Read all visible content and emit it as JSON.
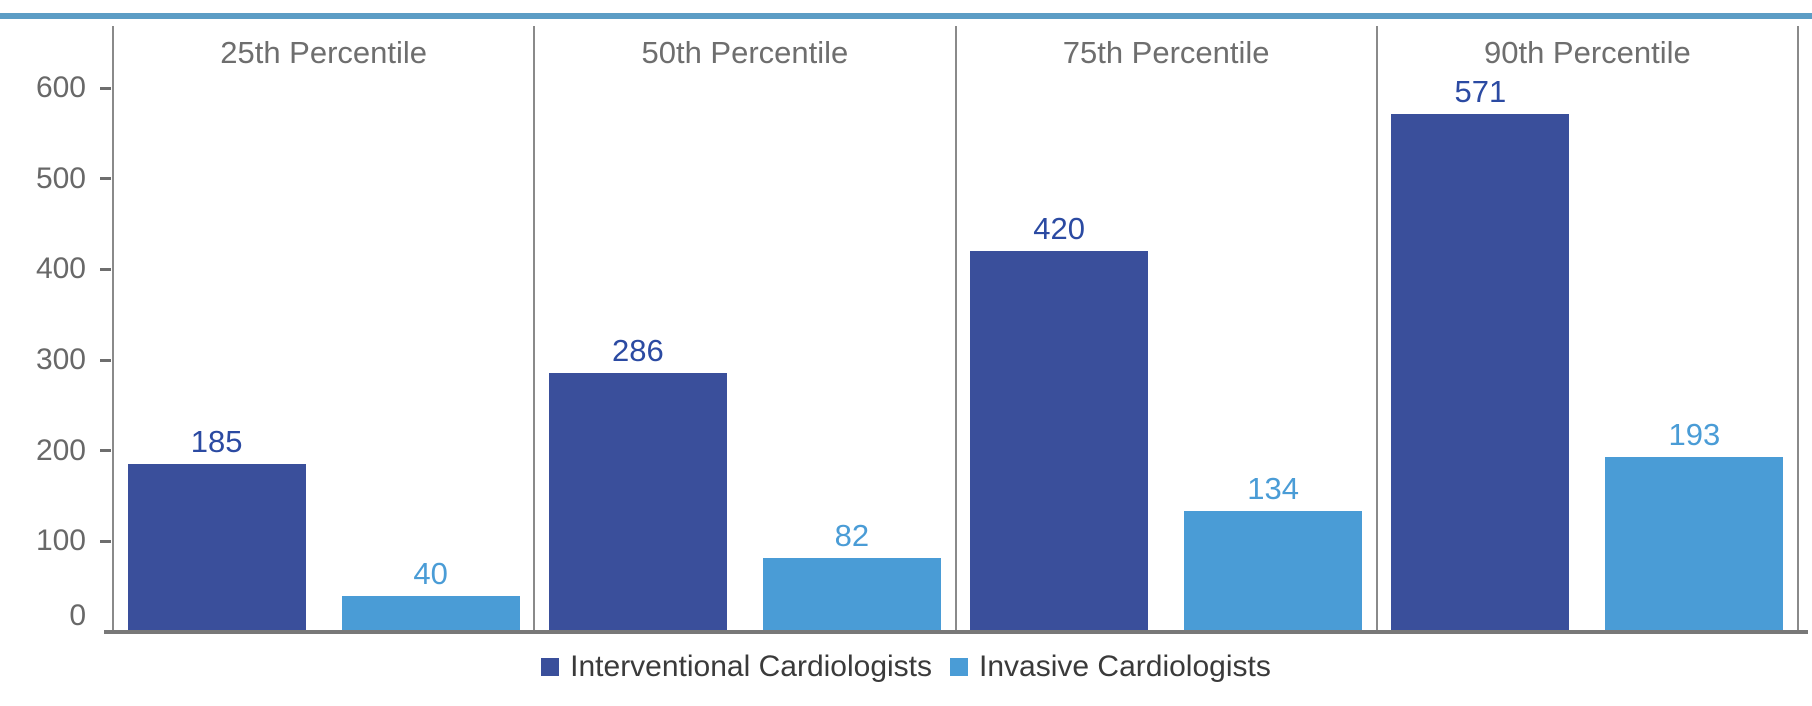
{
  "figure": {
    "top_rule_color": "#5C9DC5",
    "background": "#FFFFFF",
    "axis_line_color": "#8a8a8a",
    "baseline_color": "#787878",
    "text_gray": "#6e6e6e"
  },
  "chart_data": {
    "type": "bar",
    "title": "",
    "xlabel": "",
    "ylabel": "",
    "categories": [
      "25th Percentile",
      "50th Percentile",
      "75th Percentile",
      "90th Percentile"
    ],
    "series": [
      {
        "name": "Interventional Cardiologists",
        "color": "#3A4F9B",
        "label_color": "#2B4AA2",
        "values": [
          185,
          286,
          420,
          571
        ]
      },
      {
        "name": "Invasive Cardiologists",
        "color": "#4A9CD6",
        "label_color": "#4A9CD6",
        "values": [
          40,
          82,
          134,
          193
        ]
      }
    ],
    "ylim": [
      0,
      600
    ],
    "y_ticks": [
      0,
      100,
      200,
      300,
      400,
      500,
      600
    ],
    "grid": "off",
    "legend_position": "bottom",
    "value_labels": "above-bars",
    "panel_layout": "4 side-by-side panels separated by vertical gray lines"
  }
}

*The exercise*:
All of the material above needs to be restated exactly, with no pictures.

*Answer to this exercise*:
Read all visible content and emit it as JSON.
{
  "figure": {
    "top_rule_color": "#5C9DC5",
    "background": "#FFFFFF",
    "axis_line_color": "#8a8a8a",
    "baseline_color": "#787878",
    "text_gray": "#6e6e6e"
  },
  "chart_data": {
    "type": "bar",
    "title": "",
    "xlabel": "",
    "ylabel": "",
    "categories": [
      "25th Percentile",
      "50th Percentile",
      "75th Percentile",
      "90th Percentile"
    ],
    "series": [
      {
        "name": "Interventional Cardiologists",
        "color": "#3A4F9B",
        "label_color": "#2B4AA2",
        "values": [
          185,
          286,
          420,
          571
        ]
      },
      {
        "name": "Invasive Cardiologists",
        "color": "#4A9CD6",
        "label_color": "#4A9CD6",
        "values": [
          40,
          82,
          134,
          193
        ]
      }
    ],
    "ylim": [
      0,
      600
    ],
    "y_ticks": [
      0,
      100,
      200,
      300,
      400,
      500,
      600
    ],
    "grid": "off",
    "legend_position": "bottom",
    "value_labels": "above-bars",
    "panel_layout": "4 side-by-side panels separated by vertical gray lines"
  }
}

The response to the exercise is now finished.